#### Exercise requirements
Using the listing beneath this task, count the lines with the word "normal" and write only the result.
◆ ◆ ◆ ◆ ◆
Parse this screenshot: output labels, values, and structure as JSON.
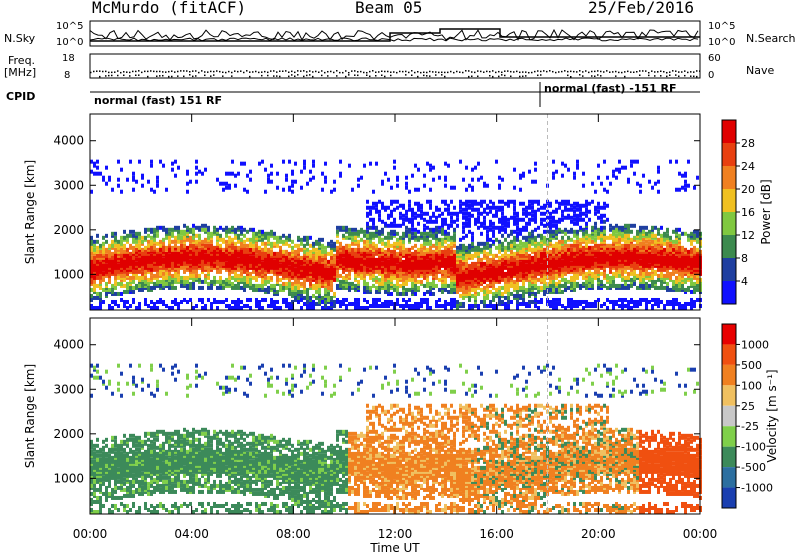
{
  "header": {
    "station": "McMurdo (fitACF)",
    "beam": "Beam 05",
    "date": "25/Feb/2016"
  },
  "top_strip": {
    "left_label": "N.Sky",
    "right_label": "N.Search",
    "left_ticks": [
      "10^5",
      "10^0"
    ],
    "right_ticks": [
      "10^5",
      "10^0"
    ]
  },
  "freq_strip": {
    "left_label": "Freq.",
    "left_unit": "[MHz]",
    "left_ticks": [
      "18",
      "8"
    ],
    "right_label": "Nave",
    "right_ticks": [
      "60",
      "0"
    ]
  },
  "cpid_strip": {
    "label": "CPID",
    "segments": [
      {
        "text": "normal (fast) 151 RF",
        "start": "00:00"
      },
      {
        "text": "normal (fast) -151 RF",
        "start": "18:00"
      }
    ]
  },
  "chart_data": [
    {
      "type": "heatmap",
      "panel": "power",
      "ylabel": "Slant Range [km]",
      "y_ticks": [
        1000,
        2000,
        3000,
        4000
      ],
      "ylim": [
        200,
        4600
      ],
      "x_ticks": [
        "00:00",
        "04:00",
        "08:00",
        "12:00",
        "16:00",
        "20:00",
        "00:00"
      ],
      "colorbar": {
        "label": "Power [dB]",
        "ticks": [
          4,
          8,
          12,
          16,
          20,
          24,
          28
        ],
        "colors": [
          "#1010ff",
          "#1f3fa0",
          "#3c8a4e",
          "#80c840",
          "#f0c020",
          "#f08020",
          "#e84010",
          "#e00000"
        ]
      }
    },
    {
      "type": "heatmap",
      "panel": "velocity",
      "ylabel": "Slant Range [km]",
      "y_ticks": [
        1000,
        2000,
        3000,
        4000
      ],
      "ylim": [
        200,
        4600
      ],
      "x_ticks": [
        "00:00",
        "04:00",
        "08:00",
        "12:00",
        "16:00",
        "20:00",
        "00:00"
      ],
      "xlabel": "Time UT",
      "colorbar": {
        "label": "Velocity [m s⁻¹]",
        "ticks": [
          "1000",
          "500",
          "100",
          "25",
          "-25",
          "-100",
          "-500",
          "-1000"
        ],
        "colors": [
          "#1a3fb0",
          "#2c6fa0",
          "#3c8a5a",
          "#7fcf4a",
          "#c8c8c8",
          "#f0c060",
          "#f08020",
          "#f05010",
          "#e80000"
        ]
      }
    }
  ]
}
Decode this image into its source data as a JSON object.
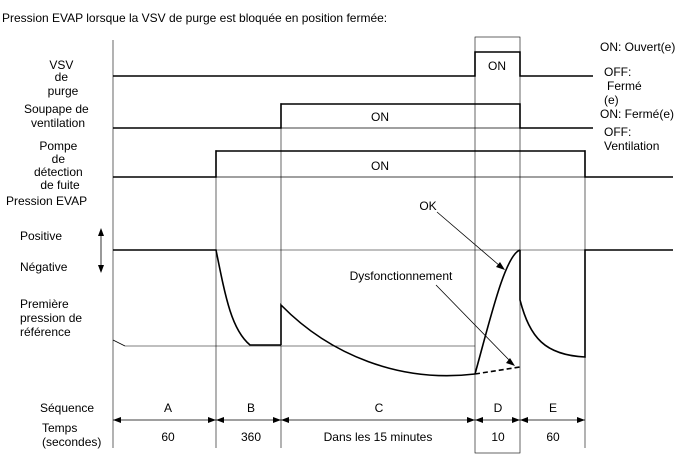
{
  "title": "Pression EVAP lorsque la VSV de purge est bloquée en position fermée:",
  "rows": {
    "vsv": {
      "label": [
        "VSV",
        "de",
        "purge"
      ],
      "on_text": "ON",
      "state_on": "ON: Ouvert(e)",
      "state_off": [
        "OFF:",
        "Fermé",
        "(e)"
      ]
    },
    "vent": {
      "label": [
        "Soupape de",
        "ventilation"
      ],
      "on_text": "ON",
      "state_on": "ON: Fermé(e)",
      "state_off": [
        "OFF:",
        "Ventilation"
      ]
    },
    "pump": {
      "label": [
        "Pompe",
        "de",
        "détection",
        "de fuite"
      ],
      "on_text": "ON"
    },
    "pressure": {
      "label": "Pression EVAP",
      "positive": "Positive",
      "negative": "Négative",
      "reference": [
        "Première",
        "pression de",
        "référence"
      ],
      "ok": "OK",
      "malfunction": "Dysfonctionnement"
    }
  },
  "sequence": {
    "label": "Séquence",
    "time_label": [
      "Temps",
      "(secondes)"
    ],
    "steps": [
      {
        "id": "A",
        "time": "60"
      },
      {
        "id": "B",
        "time": "360"
      },
      {
        "id": "C",
        "time": "Dans les 15 minutes"
      },
      {
        "id": "D",
        "time": "10"
      },
      {
        "id": "E",
        "time": "60"
      }
    ]
  }
}
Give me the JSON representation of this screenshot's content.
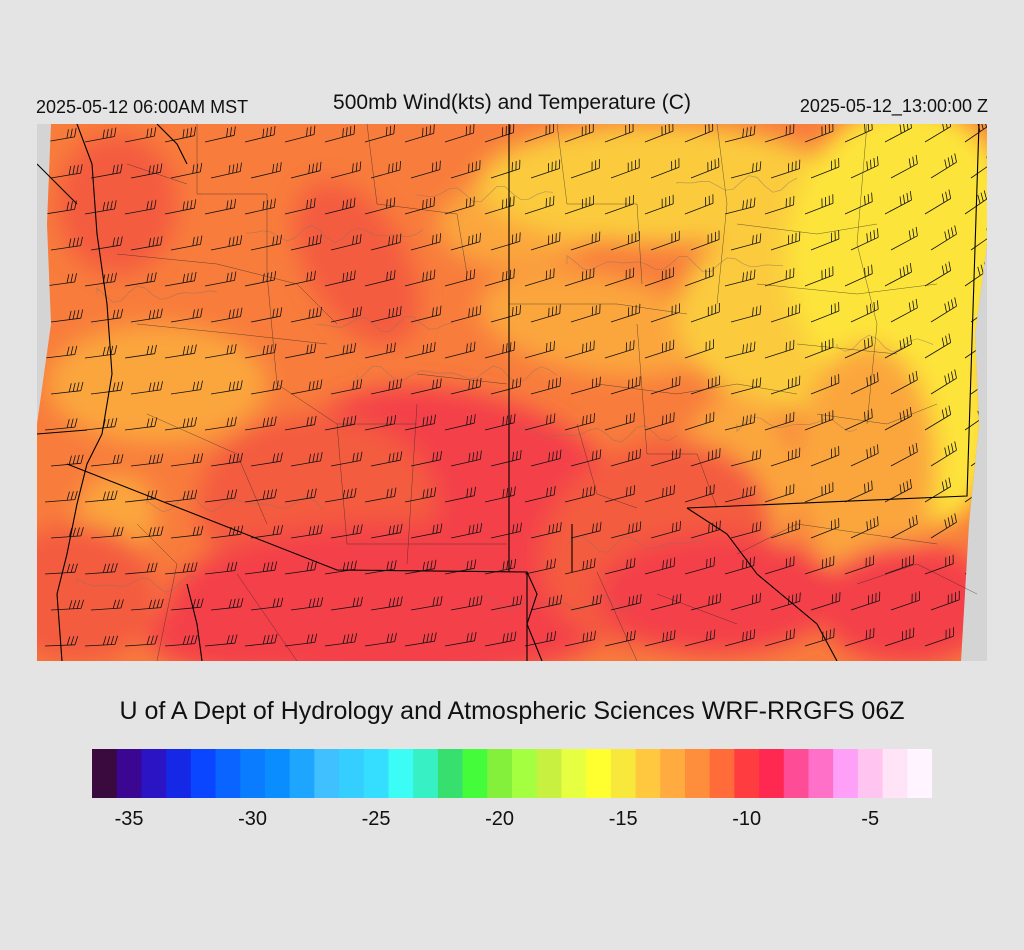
{
  "header": {
    "init_time": "2025-05-12 06:00AM MST",
    "title": "500mb Wind(kts) and Temperature (C)",
    "valid_time": "2025-05-12_13:00:00 Z"
  },
  "credit": "U of A Dept of Hydrology and Atmospheric Sciences WRF-RRGFS 06Z",
  "colorbar": {
    "colors": [
      "#3a0a3f",
      "#3b0691",
      "#2a14c4",
      "#1428e6",
      "#0a46ff",
      "#0a64ff",
      "#0a7cff",
      "#0a8eff",
      "#1ea6ff",
      "#40c0ff",
      "#35cfff",
      "#35ddff",
      "#3cfcf6",
      "#37f0c4",
      "#37e06e",
      "#45fc3a",
      "#84f03c",
      "#a4ff40",
      "#c7f040",
      "#e6ff40",
      "#ffff30",
      "#f8e83c",
      "#ffc83e",
      "#ffab40",
      "#ff8e3c",
      "#ff6c3a",
      "#ff3c40",
      "#ff2850",
      "#ff4c96",
      "#ff70c8",
      "#ffa0f8",
      "#ffc4f0",
      "#ffe4f8",
      "#fff4ff"
    ],
    "ticks": [
      "-35",
      "-30",
      "-25",
      "-20",
      "-15",
      "-10",
      "-5"
    ],
    "tick_values": [
      -35,
      -30,
      -25,
      -20,
      -15,
      -10,
      -5
    ],
    "min": -36.5,
    "step": 1
  },
  "map_colors": {
    "outside": "#d4d4d4",
    "red": "#f4404a",
    "redorange": "#f45c40",
    "orange": "#f87c3c",
    "lightorange": "#fba63e",
    "yelloworange": "#fbcb3e",
    "yellow": "#fde43a"
  }
}
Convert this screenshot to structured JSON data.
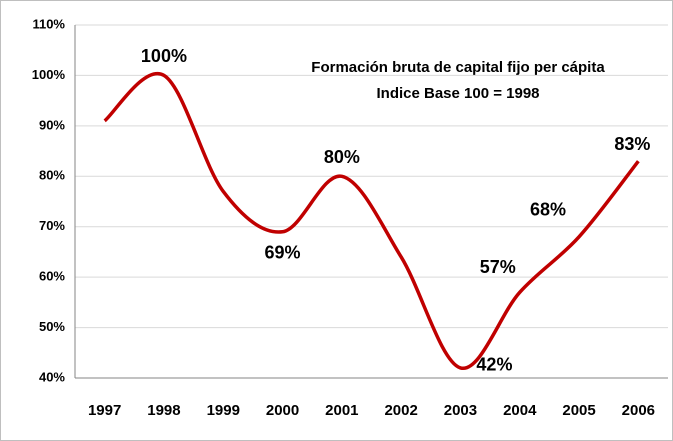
{
  "chart_data": {
    "type": "line",
    "title": "Formación bruta de capital fijo per cápita",
    "subtitle": "Indice Base 100 = 1998",
    "categories": [
      "1997",
      "1998",
      "1999",
      "2000",
      "2001",
      "2002",
      "2003",
      "2004",
      "2005",
      "2006"
    ],
    "values": [
      91,
      100,
      77,
      69,
      80,
      64,
      42,
      57,
      68,
      83
    ],
    "value_labels": [
      null,
      "100%",
      null,
      "69%",
      "80%",
      null,
      "42%",
      "57%",
      "68%",
      "83%"
    ],
    "color": "#c00000",
    "ylim": [
      40,
      110
    ],
    "yticks": [
      {
        "value": 40,
        "label": "40%"
      },
      {
        "value": 50,
        "label": "50%"
      },
      {
        "value": 60,
        "label": "60%"
      },
      {
        "value": 70,
        "label": "70%"
      },
      {
        "value": 80,
        "label": "80%"
      },
      {
        "value": 90,
        "label": "90%"
      },
      {
        "value": 100,
        "label": "100%"
      },
      {
        "value": 110,
        "label": "110%"
      }
    ],
    "grid": true
  }
}
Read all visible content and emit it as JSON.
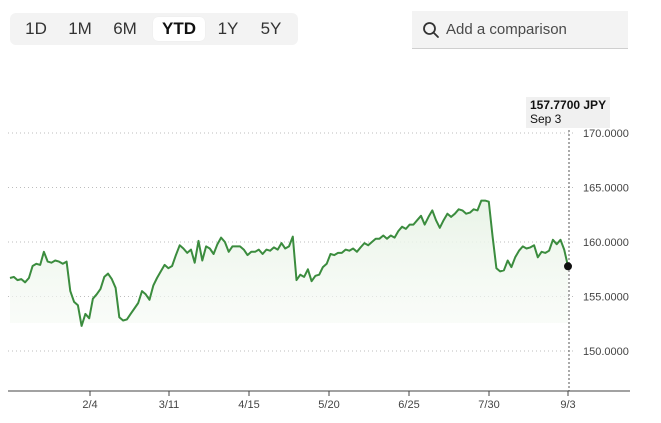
{
  "range_tabs": [
    {
      "label": "1D",
      "active": false
    },
    {
      "label": "1M",
      "active": false
    },
    {
      "label": "6M",
      "active": false
    },
    {
      "label": "YTD",
      "active": true
    },
    {
      "label": "1Y",
      "active": false
    },
    {
      "label": "5Y",
      "active": false
    }
  ],
  "compare": {
    "icon": "search-icon",
    "placeholder": "Add a comparison",
    "value": ""
  },
  "tooltip": {
    "price": "157.7700 JPY",
    "date": "Sep 3"
  },
  "colors": {
    "line": "#3b8c3e",
    "fill_top": "#e8f3e6",
    "grid": "#bdbdbd",
    "active_tab_bg": "#ffffff",
    "tab_bar_bg": "#f3f3f3"
  },
  "chart_data": {
    "type": "area",
    "currency": "JPY",
    "ylim": [
      146,
      171
    ],
    "y_ticks": [
      "170.0000",
      "165.0000",
      "160.0000",
      "155.0000",
      "150.0000"
    ],
    "y_tick_values": [
      170,
      165,
      160,
      155,
      150
    ],
    "x_ticks": [
      "2/4",
      "3/11",
      "4/15",
      "5/20",
      "6/25",
      "7/30",
      "9/3"
    ],
    "grid": true,
    "highlight": {
      "x": "9/3",
      "y": 157.77
    },
    "series": [
      {
        "values": [
          156.7,
          156.8,
          156.5,
          156.6,
          156.3,
          156.7,
          157.8,
          158.0,
          157.9,
          159.1,
          158.2,
          158.1,
          158.3,
          158.2,
          158.0,
          158.2,
          155.5,
          154.5,
          154.2,
          152.3,
          153.4,
          153.0,
          154.8,
          155.2,
          155.7,
          156.8,
          157.1,
          156.6,
          155.8,
          153.1,
          152.8,
          152.9,
          153.4,
          153.9,
          154.4,
          155.5,
          155.2,
          154.7,
          156.0,
          156.7,
          157.3,
          157.9,
          157.6,
          157.8,
          158.8,
          159.7,
          159.4,
          159.0,
          159.3,
          158.1,
          160.1,
          158.3,
          159.6,
          159.4,
          158.9,
          159.8,
          160.4,
          160.0,
          159.1,
          159.6,
          159.6,
          159.6,
          159.3,
          158.8,
          159.1,
          159.1,
          159.3,
          158.9,
          159.3,
          159.2,
          159.5,
          159.3,
          159.9,
          159.4,
          159.6,
          160.5,
          156.5,
          157.0,
          156.8,
          157.5,
          156.4,
          156.9,
          157.0,
          157.7,
          158.0,
          158.9,
          158.8,
          159.0,
          159.0,
          159.3,
          159.2,
          159.4,
          159.1,
          159.5,
          159.9,
          159.7,
          160.0,
          160.3,
          160.3,
          160.6,
          160.3,
          160.6,
          160.4,
          161.0,
          161.4,
          161.2,
          161.6,
          161.6,
          162.0,
          162.4,
          161.6,
          162.3,
          162.9,
          162.0,
          161.3,
          162.0,
          162.6,
          162.3,
          162.6,
          163.0,
          162.9,
          162.6,
          162.7,
          163.0,
          162.9,
          163.8,
          163.8,
          163.7,
          160.5,
          157.6,
          157.3,
          157.4,
          158.3,
          157.7,
          158.6,
          159.2,
          159.6,
          159.4,
          159.5,
          159.7,
          158.6,
          159.1,
          159.0,
          159.2,
          160.2,
          159.8,
          160.2,
          159.3,
          157.77
        ]
      }
    ]
  }
}
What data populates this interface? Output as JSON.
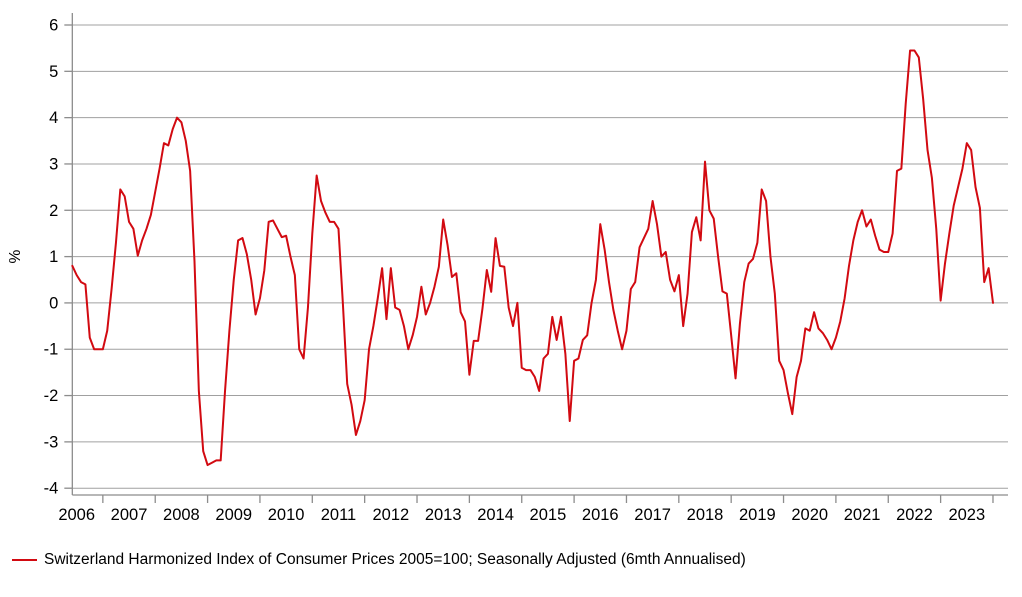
◆ ◆ ◆ ◆ ◆
#### Solution to this exercise
2